-- GIVEN RECORDS --

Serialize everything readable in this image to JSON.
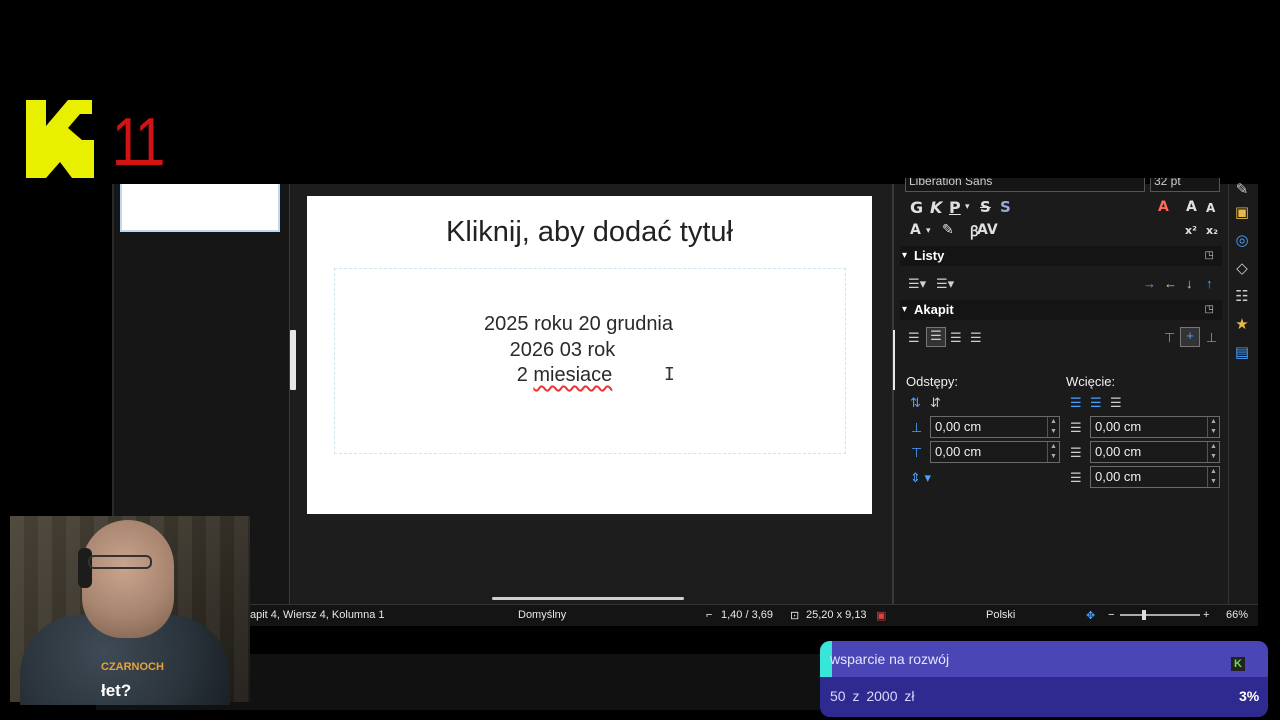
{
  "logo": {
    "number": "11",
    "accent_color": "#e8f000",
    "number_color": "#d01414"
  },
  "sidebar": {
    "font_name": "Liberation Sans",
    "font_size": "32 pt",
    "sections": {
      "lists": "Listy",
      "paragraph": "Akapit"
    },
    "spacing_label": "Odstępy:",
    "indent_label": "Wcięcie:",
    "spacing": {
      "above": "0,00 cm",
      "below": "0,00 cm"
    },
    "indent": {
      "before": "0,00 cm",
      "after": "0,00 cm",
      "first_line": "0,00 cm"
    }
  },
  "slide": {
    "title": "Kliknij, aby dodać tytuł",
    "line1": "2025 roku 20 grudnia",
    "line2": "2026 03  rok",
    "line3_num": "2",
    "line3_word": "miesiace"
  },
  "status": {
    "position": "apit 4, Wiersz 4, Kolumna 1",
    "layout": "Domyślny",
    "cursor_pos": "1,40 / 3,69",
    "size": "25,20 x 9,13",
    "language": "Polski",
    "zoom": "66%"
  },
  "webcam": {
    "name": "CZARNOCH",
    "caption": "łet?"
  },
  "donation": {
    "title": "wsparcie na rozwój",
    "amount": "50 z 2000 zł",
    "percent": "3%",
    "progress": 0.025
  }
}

-- INSTRUCTION --
Each entry gets copied exactly; the pictures stay out.

-- COMPLETED TASK --
Serialize everything readable in this image to JSON.
{
  "logo": {
    "number": "11",
    "accent_color": "#e8f000",
    "number_color": "#d01414"
  },
  "sidebar": {
    "font_name": "Liberation Sans",
    "font_size": "32 pt",
    "sections": {
      "lists": "Listy",
      "paragraph": "Akapit"
    },
    "spacing_label": "Odstępy:",
    "indent_label": "Wcięcie:",
    "spacing": {
      "above": "0,00 cm",
      "below": "0,00 cm"
    },
    "indent": {
      "before": "0,00 cm",
      "after": "0,00 cm",
      "first_line": "0,00 cm"
    }
  },
  "slide": {
    "title": "Kliknij, aby dodać tytuł",
    "line1": "2025 roku 20 grudnia",
    "line2": "2026 03  rok",
    "line3_num": "2",
    "line3_word": "miesiace"
  },
  "status": {
    "position": "apit 4, Wiersz 4, Kolumna 1",
    "layout": "Domyślny",
    "cursor_pos": "1,40 / 3,69",
    "size": "25,20 x 9,13",
    "language": "Polski",
    "zoom": "66%"
  },
  "webcam": {
    "name": "CZARNOCH",
    "caption": "łet?"
  },
  "donation": {
    "title": "wsparcie na rozwój",
    "amount": "50 z 2000 zł",
    "percent": "3%",
    "progress": 0.025
  }
}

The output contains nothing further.